Below is a block of records. Copy every line in it that contains the word "FeCl₃".
---+---
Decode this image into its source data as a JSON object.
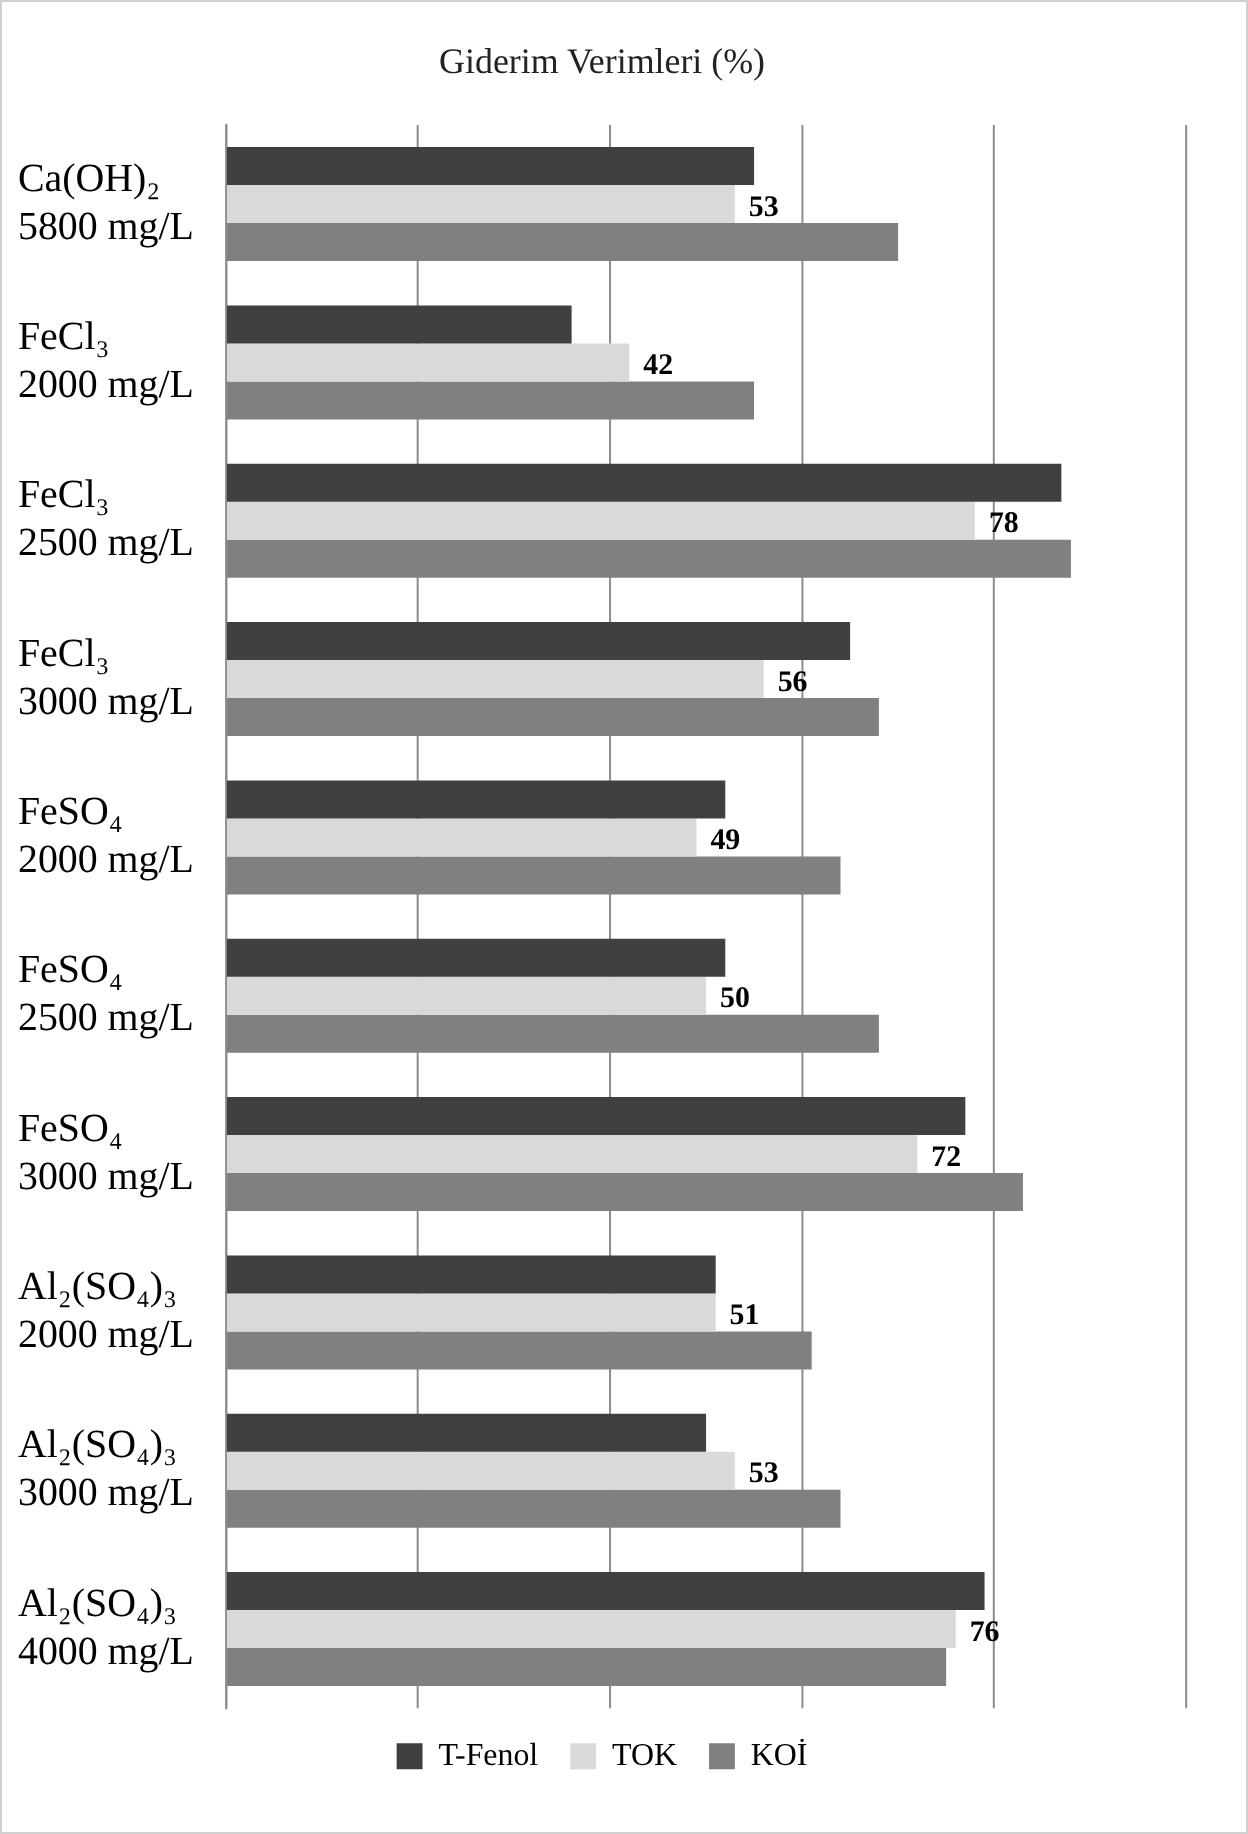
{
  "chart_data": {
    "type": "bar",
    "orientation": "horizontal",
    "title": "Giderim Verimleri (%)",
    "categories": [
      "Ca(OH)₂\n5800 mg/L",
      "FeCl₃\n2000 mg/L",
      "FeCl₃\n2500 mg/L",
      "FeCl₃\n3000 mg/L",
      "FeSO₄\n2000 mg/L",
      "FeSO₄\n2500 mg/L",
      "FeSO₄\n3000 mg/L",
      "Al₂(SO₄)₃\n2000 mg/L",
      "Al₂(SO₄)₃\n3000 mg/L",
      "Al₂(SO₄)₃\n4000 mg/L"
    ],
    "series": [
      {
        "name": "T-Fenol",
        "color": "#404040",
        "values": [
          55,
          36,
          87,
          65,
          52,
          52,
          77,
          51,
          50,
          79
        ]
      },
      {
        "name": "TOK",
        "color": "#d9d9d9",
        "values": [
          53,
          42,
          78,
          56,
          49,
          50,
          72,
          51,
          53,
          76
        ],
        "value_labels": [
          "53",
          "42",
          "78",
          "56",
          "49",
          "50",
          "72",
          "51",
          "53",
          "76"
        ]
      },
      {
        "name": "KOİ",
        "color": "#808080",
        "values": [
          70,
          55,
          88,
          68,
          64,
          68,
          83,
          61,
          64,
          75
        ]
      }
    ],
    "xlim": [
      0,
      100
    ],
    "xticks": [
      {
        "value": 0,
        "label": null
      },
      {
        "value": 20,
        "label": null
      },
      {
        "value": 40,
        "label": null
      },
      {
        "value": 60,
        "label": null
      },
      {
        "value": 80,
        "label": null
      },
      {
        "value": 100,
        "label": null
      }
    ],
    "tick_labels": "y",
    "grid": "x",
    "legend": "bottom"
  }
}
---+---
§ RESULT FOR THIS TASK:
      "FeCl₃\n2000 mg/L",
      "FeCl₃\n2500 mg/L",
      "FeCl₃\n3000 mg/L",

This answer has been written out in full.